Transcribe the material word for word, but without the images.

[Data entries]
------------------------
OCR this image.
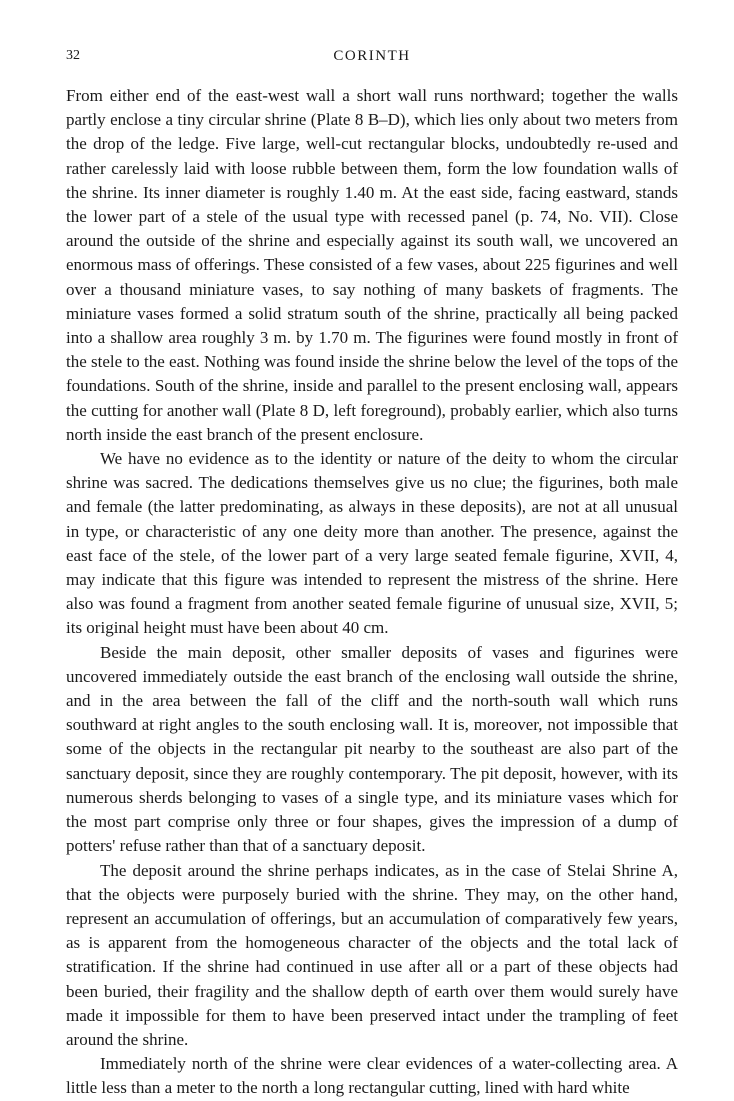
32	CORINTH

From either end of the east-west wall a short wall runs northward; together the walls partly enclose a tiny circular shrine (Plate 8 B–D), which lies only about two meters from the drop of the ledge. Five large, well-cut rectangular blocks, undoubtedly re-used and rather carelessly laid with loose rubble between them, form the low foundation walls of the shrine. Its inner diameter is roughly 1.40 m. At the east side, facing eastward, stands the lower part of a stele of the usual type with recessed panel (p. 74, No. VII). Close around the outside of the shrine and especially against its south wall, we uncovered an enormous mass of offerings. These consisted of a few vases, about 225 figurines and well over a thousand miniature vases, to say nothing of many baskets of fragments. The miniature vases formed a solid stratum south of the shrine, practically all being packed into a shallow area roughly 3 m. by 1.70 m. The figurines were found mostly in front of the stele to the east. Nothing was found inside the shrine below the level of the tops of the foundations. South of the shrine, inside and parallel to the present enclosing wall, appears the cutting for another wall (Plate 8 D, left foreground), probably earlier, which also turns north inside the east branch of the present enclosure.

We have no evidence as to the identity or nature of the deity to whom the circular shrine was sacred. The dedications themselves give us no clue; the figurines, both male and female (the latter predominating, as always in these deposits), are not at all unusual in type, or characteristic of any one deity more than another. The presence, against the east face of the stele, of the lower part of a very large seated female figurine, XVII, 4, may indicate that this figure was intended to represent the mistress of the shrine. Here also was found a fragment from another seated female figurine of unusual size, XVII, 5; its original height must have been about 40 cm.

Beside the main deposit, other smaller deposits of vases and figurines were uncovered immediately outside the east branch of the enclosing wall outside the shrine, and in the area between the fall of the cliff and the north-south wall which runs southward at right angles to the south enclosing wall. It is, moreover, not impossible that some of the objects in the rectangular pit nearby to the southeast are also part of the sanctuary deposit, since they are roughly contemporary. The pit deposit, however, with its numerous sherds belonging to vases of a single type, and its miniature vases which for the most part comprise only three or four shapes, gives the impression of a dump of potters' refuse rather than that of a sanctuary deposit.

The deposit around the shrine perhaps indicates, as in the case of Stelai Shrine A, that the objects were purposely buried with the shrine. They may, on the other hand, represent an accumulation of offerings, but an accumulation of comparatively few years, as is apparent from the homogeneous character of the objects and the total lack of stratification. If the shrine had continued in use after all or a part of these objects had been buried, their fragility and the shallow depth of earth over them would surely have made it impossible for them to have been preserved intact under the trampling of feet around the shrine.

Immediately north of the shrine were clear evidences of a water-collecting area. A little less than a meter to the north a long rectangular cutting, lined with hard white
------------------------
• [RESULT OF THE EXERCISE]
OCR this image.
32	CORINTH

From either end of the east-west wall a short wall runs northward; together the walls partly enclose a tiny circular shrine (Plate 8 B–D), which lies only about two meters from the drop of the ledge. Five large, well-cut rectangular blocks, undoubtedly re-used and rather carelessly laid with loose rubble between them, form the low foundation walls of the shrine. Its inner diameter is roughly 1.40 m. At the east side, facing eastward, stands the lower part of a stele of the usual type with recessed panel (p. 74, No. VII). Close around the outside of the shrine and especially against its south wall, we uncovered an enormous mass of offerings. These consisted of a few vases, about 225 figurines and well over a thousand miniature vases, to say nothing of many baskets of fragments. The miniature vases formed a solid stratum south of the shrine, practically all being packed into a shallow area roughly 3 m. by 1.70 m. The figurines were found mostly in front of the stele to the east. Nothing was found inside the shrine below the level of the tops of the foundations. South of the shrine, inside and parallel to the present enclosing wall, appears the cutting for another wall (Plate 8 D, left foreground), probably earlier, which also turns north inside the east branch of the present enclosure.

We have no evidence as to the identity or nature of the deity to whom the circular shrine was sacred. The dedications themselves give us no clue; the figurines, both male and female (the latter predominating, as always in these deposits), are not at all unusual in type, or characteristic of any one deity more than another. The presence, against the east face of the stele, of the lower part of a very large seated female figurine, XVII, 4, may indicate that this figure was intended to represent the mistress of the shrine. Here also was found a fragment from another seated female figurine of unusual size, XVII, 5; its original height must have been about 40 cm.

Beside the main deposit, other smaller deposits of vases and figurines were uncovered immediately outside the east branch of the enclosing wall outside the shrine, and in the area between the fall of the cliff and the north-south wall which runs southward at right angles to the south enclosing wall. It is, moreover, not impossible that some of the objects in the rectangular pit nearby to the southeast are also part of the sanctuary deposit, since they are roughly contemporary. The pit deposit, however, with its numerous sherds belonging to vases of a single type, and its miniature vases which for the most part comprise only three or four shapes, gives the impression of a dump of potters' refuse rather than that of a sanctuary deposit.

The deposit around the shrine perhaps indicates, as in the case of Stelai Shrine A, that the objects were purposely buried with the shrine. They may, on the other hand, represent an accumulation of offerings, but an accumulation of comparatively few years, as is apparent from the homogeneous character of the objects and the total lack of stratification. If the shrine had continued in use after all or a part of these objects had been buried, their fragility and the shallow depth of earth over them would surely have made it impossible for them to have been preserved intact under the trampling of feet around the shrine.

Immediately north of the shrine were clear evidences of a water-collecting area. A little less than a meter to the north a long rectangular cutting, lined with hard white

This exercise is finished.